> **Objective**
Copy out all of the material, matching it word for word.

> **Items**
..............................

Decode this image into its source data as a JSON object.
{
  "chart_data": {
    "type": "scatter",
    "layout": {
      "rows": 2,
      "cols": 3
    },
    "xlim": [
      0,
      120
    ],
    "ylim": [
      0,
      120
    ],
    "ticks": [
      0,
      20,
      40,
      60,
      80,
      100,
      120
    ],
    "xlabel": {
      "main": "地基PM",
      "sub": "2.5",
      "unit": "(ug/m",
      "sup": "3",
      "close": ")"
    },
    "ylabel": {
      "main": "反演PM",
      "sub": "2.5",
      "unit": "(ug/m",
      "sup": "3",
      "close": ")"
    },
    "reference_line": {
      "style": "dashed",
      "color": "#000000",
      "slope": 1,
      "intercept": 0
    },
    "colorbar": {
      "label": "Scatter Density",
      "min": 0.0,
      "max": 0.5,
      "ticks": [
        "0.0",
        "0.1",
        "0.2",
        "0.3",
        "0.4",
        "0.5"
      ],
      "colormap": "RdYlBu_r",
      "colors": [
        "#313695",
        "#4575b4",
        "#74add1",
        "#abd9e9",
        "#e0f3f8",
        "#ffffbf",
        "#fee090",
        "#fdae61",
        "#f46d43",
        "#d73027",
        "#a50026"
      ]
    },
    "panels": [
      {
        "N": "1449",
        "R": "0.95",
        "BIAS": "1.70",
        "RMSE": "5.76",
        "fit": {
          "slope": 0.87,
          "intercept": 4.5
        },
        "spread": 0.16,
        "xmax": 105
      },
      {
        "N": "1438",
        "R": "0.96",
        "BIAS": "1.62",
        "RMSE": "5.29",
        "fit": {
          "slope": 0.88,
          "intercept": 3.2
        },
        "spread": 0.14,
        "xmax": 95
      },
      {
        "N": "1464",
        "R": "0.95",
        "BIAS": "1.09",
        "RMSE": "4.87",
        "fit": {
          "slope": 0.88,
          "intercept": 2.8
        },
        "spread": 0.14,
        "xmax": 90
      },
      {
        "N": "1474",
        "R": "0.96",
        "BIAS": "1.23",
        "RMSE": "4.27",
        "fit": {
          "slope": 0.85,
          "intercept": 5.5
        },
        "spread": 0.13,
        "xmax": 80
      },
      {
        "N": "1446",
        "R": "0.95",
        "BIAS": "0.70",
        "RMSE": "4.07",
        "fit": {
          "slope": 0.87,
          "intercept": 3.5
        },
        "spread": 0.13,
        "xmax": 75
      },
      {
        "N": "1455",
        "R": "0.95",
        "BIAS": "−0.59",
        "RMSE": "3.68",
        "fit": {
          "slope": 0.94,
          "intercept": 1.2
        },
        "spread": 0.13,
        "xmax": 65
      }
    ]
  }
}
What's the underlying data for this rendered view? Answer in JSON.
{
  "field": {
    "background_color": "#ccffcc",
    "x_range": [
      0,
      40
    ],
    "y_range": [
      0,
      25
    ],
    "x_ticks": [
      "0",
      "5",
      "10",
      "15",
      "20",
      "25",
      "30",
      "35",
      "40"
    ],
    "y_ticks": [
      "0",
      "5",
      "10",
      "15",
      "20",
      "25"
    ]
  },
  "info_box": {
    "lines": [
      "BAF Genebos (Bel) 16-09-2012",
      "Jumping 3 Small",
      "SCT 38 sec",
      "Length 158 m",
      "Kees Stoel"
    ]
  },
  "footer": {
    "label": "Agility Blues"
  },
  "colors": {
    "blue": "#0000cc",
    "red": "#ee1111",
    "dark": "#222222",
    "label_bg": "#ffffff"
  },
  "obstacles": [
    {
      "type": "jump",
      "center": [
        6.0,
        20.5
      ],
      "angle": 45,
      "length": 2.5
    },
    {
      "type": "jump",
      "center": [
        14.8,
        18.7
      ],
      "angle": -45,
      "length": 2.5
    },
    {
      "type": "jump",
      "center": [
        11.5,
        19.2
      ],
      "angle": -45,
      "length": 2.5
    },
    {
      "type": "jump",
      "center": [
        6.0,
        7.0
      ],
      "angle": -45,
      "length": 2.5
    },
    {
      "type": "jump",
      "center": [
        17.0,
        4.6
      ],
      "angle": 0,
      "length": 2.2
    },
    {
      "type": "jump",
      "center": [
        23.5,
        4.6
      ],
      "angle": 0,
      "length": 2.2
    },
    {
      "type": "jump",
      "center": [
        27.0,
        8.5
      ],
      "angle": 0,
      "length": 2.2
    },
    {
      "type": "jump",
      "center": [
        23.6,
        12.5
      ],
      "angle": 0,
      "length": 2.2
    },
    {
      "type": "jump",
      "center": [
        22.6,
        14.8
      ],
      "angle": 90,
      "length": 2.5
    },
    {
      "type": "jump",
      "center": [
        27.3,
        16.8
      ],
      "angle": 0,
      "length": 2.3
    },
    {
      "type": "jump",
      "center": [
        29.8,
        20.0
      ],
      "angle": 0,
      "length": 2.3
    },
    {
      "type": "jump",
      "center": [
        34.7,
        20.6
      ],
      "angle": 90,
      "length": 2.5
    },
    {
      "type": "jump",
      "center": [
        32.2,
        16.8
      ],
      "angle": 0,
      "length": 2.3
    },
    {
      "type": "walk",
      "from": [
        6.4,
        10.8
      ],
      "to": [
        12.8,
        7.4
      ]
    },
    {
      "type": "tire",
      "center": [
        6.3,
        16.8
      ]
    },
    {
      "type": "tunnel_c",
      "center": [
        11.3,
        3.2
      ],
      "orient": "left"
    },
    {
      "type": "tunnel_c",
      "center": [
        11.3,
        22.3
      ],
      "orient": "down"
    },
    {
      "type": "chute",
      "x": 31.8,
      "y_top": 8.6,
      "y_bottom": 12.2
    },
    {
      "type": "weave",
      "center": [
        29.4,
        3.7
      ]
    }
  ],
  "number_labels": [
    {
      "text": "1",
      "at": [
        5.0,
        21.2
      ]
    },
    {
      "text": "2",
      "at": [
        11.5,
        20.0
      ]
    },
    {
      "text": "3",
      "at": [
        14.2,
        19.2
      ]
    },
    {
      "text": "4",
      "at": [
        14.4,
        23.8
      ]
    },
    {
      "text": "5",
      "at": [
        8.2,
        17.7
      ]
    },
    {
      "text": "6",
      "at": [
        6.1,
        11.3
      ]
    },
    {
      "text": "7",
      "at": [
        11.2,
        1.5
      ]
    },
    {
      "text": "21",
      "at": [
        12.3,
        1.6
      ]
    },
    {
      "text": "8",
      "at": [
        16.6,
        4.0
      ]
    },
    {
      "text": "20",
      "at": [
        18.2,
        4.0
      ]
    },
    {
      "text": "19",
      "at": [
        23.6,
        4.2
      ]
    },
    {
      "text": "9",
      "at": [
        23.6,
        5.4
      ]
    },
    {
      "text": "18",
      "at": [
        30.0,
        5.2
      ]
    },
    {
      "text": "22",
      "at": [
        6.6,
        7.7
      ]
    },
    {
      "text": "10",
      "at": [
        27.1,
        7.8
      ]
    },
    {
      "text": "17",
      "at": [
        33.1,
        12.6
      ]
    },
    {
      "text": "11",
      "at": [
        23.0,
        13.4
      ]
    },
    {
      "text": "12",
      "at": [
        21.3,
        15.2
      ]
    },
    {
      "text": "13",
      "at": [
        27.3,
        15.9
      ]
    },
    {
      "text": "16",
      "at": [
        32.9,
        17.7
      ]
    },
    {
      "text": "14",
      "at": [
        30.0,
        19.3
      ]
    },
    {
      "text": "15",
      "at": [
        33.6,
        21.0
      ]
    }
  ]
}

..............................

> **Output below**
Decode this image into its source data as a JSON object.
{
  "chart_data": {
    "type": "scatter",
    "layout": {
      "rows": 2,
      "cols": 3
    },
    "xlim": [
      0,
      120
    ],
    "ylim": [
      0,
      120
    ],
    "ticks": [
      0,
      20,
      40,
      60,
      80,
      100,
      120
    ],
    "xlabel": {
      "main": "地基PM",
      "sub": "2.5",
      "unit": "(ug/m",
      "sup": "3",
      "close": ")"
    },
    "ylabel": {
      "main": "反演PM",
      "sub": "2.5",
      "unit": "(ug/m",
      "sup": "3",
      "close": ")"
    },
    "reference_line": {
      "style": "dashed",
      "color": "#000000",
      "slope": 1,
      "intercept": 0
    },
    "colorbar": {
      "label": "Scatter Density",
      "min": 0.0,
      "max": 0.5,
      "ticks": [
        "0.0",
        "0.1",
        "0.2",
        "0.3",
        "0.4",
        "0.5"
      ],
      "colormap": "RdYlBu_r",
      "colors": [
        "#313695",
        "#4575b4",
        "#74add1",
        "#abd9e9",
        "#e0f3f8",
        "#ffffbf",
        "#fee090",
        "#fdae61",
        "#f46d43",
        "#d73027",
        "#a50026"
      ]
    },
    "panels": [
      {
        "N": "1449",
        "R": "0.95",
        "BIAS": "1.70",
        "RMSE": "5.76",
        "fit": {
          "slope": 0.87,
          "intercept": 4.5
        },
        "spread": 0.16,
        "xmax": 105
      },
      {
        "N": "1438",
        "R": "0.96",
        "BIAS": "1.62",
        "RMSE": "5.29",
        "fit": {
          "slope": 0.88,
          "intercept": 3.2
        },
        "spread": 0.14,
        "xmax": 95
      },
      {
        "N": "1464",
        "R": "0.95",
        "BIAS": "1.09",
        "RMSE": "4.87",
        "fit": {
          "slope": 0.88,
          "intercept": 2.8
        },
        "spread": 0.14,
        "xmax": 90
      },
      {
        "N": "1474",
        "R": "0.96",
        "BIAS": "1.23",
        "RMSE": "4.27",
        "fit": {
          "slope": 0.85,
          "intercept": 5.5
        },
        "spread": 0.13,
        "xmax": 80
      },
      {
        "N": "1446",
        "R": "0.95",
        "BIAS": "0.70",
        "RMSE": "4.07",
        "fit": {
          "slope": 0.87,
          "intercept": 3.5
        },
        "spread": 0.13,
        "xmax": 75
      },
      {
        "N": "1455",
        "R": "0.95",
        "BIAS": "−0.59",
        "RMSE": "3.68",
        "fit": {
          "slope": 0.94,
          "intercept": 1.2
        },
        "spread": 0.13,
        "xmax": 65
      }
    ]
  }
}
What's the underlying data for this rendered view? Answer in JSON.
{
  "field": {
    "background_color": "#ccffcc",
    "x_range": [
      0,
      40
    ],
    "y_range": [
      0,
      25
    ],
    "x_ticks": [
      "0",
      "5",
      "10",
      "15",
      "20",
      "25",
      "30",
      "35",
      "40"
    ],
    "y_ticks": [
      "0",
      "5",
      "10",
      "15",
      "20",
      "25"
    ]
  },
  "info_box": {
    "lines": [
      "BAF Genebos (Bel) 16-09-2012",
      "Jumping 3 Small",
      "SCT 38 sec",
      "Length 158 m",
      "Kees Stoel"
    ]
  },
  "footer": {
    "label": "Agility Blues"
  },
  "colors": {
    "blue": "#0000cc",
    "red": "#ee1111",
    "dark": "#222222",
    "label_bg": "#ffffff"
  },
  "obstacles": [
    {
      "type": "jump",
      "center": [
        6.0,
        20.5
      ],
      "angle": 45,
      "length": 2.5
    },
    {
      "type": "jump",
      "center": [
        14.8,
        18.7
      ],
      "angle": -45,
      "length": 2.5
    },
    {
      "type": "jump",
      "center": [
        11.5,
        19.2
      ],
      "angle": -45,
      "length": 2.5
    },
    {
      "type": "jump",
      "center": [
        6.0,
        7.0
      ],
      "angle": -45,
      "length": 2.5
    },
    {
      "type": "jump",
      "center": [
        17.0,
        4.6
      ],
      "angle": 0,
      "length": 2.2
    },
    {
      "type": "jump",
      "center": [
        23.5,
        4.6
      ],
      "angle": 0,
      "length": 2.2
    },
    {
      "type": "jump",
      "center": [
        27.0,
        8.5
      ],
      "angle": 0,
      "length": 2.2
    },
    {
      "type": "jump",
      "center": [
        23.6,
        12.5
      ],
      "angle": 0,
      "length": 2.2
    },
    {
      "type": "jump",
      "center": [
        22.6,
        14.8
      ],
      "angle": 90,
      "length": 2.5
    },
    {
      "type": "jump",
      "center": [
        27.3,
        16.8
      ],
      "angle": 0,
      "length": 2.3
    },
    {
      "type": "jump",
      "center": [
        29.8,
        20.0
      ],
      "angle": 0,
      "length": 2.3
    },
    {
      "type": "jump",
      "center": [
        34.7,
        20.6
      ],
      "angle": 90,
      "length": 2.5
    },
    {
      "type": "jump",
      "center": [
        32.2,
        16.8
      ],
      "angle": 0,
      "length": 2.3
    },
    {
      "type": "walk",
      "from": [
        6.4,
        10.8
      ],
      "to": [
        12.8,
        7.4
      ]
    },
    {
      "type": "tire",
      "center": [
        6.3,
        16.8
      ]
    },
    {
      "type": "tunnel_c",
      "center": [
        11.3,
        3.2
      ],
      "orient": "left"
    },
    {
      "type": "tunnel_c",
      "center": [
        11.3,
        22.3
      ],
      "orient": "down"
    },
    {
      "type": "chute",
      "x": 31.8,
      "y_top": 8.6,
      "y_bottom": 12.2
    },
    {
      "type": "weave",
      "center": [
        29.4,
        3.7
      ]
    }
  ],
  "number_labels": [
    {
      "text": "1",
      "at": [
        5.0,
        21.2
      ]
    },
    {
      "text": "2",
      "at": [
        11.5,
        20.0
      ]
    },
    {
      "text": "3",
      "at": [
        14.2,
        19.2
      ]
    },
    {
      "text": "4",
      "at": [
        14.4,
        23.8
      ]
    },
    {
      "text": "5",
      "at": [
        8.2,
        17.7
      ]
    },
    {
      "text": "6",
      "at": [
        6.1,
        11.3
      ]
    },
    {
      "text": "7",
      "at": [
        11.2,
        1.5
      ]
    },
    {
      "text": "21",
      "at": [
        12.3,
        1.6
      ]
    },
    {
      "text": "8",
      "at": [
        16.6,
        4.0
      ]
    },
    {
      "text": "20",
      "at": [
        18.2,
        4.0
      ]
    },
    {
      "text": "19",
      "at": [
        23.6,
        4.2
      ]
    },
    {
      "text": "9",
      "at": [
        23.6,
        5.4
      ]
    },
    {
      "text": "18",
      "at": [
        30.0,
        5.2
      ]
    },
    {
      "text": "22",
      "at": [
        6.6,
        7.7
      ]
    },
    {
      "text": "10",
      "at": [
        27.1,
        7.8
      ]
    },
    {
      "text": "17",
      "at": [
        33.1,
        12.6
      ]
    },
    {
      "text": "11",
      "at": [
        23.0,
        13.4
      ]
    },
    {
      "text": "12",
      "at": [
        21.3,
        15.2
      ]
    },
    {
      "text": "13",
      "at": [
        27.3,
        15.9
      ]
    },
    {
      "text": "16",
      "at": [
        32.9,
        17.7
      ]
    },
    {
      "text": "14",
      "at": [
        30.0,
        19.3
      ]
    },
    {
      "text": "15",
      "at": [
        33.6,
        21.0
      ]
    }
  ]
}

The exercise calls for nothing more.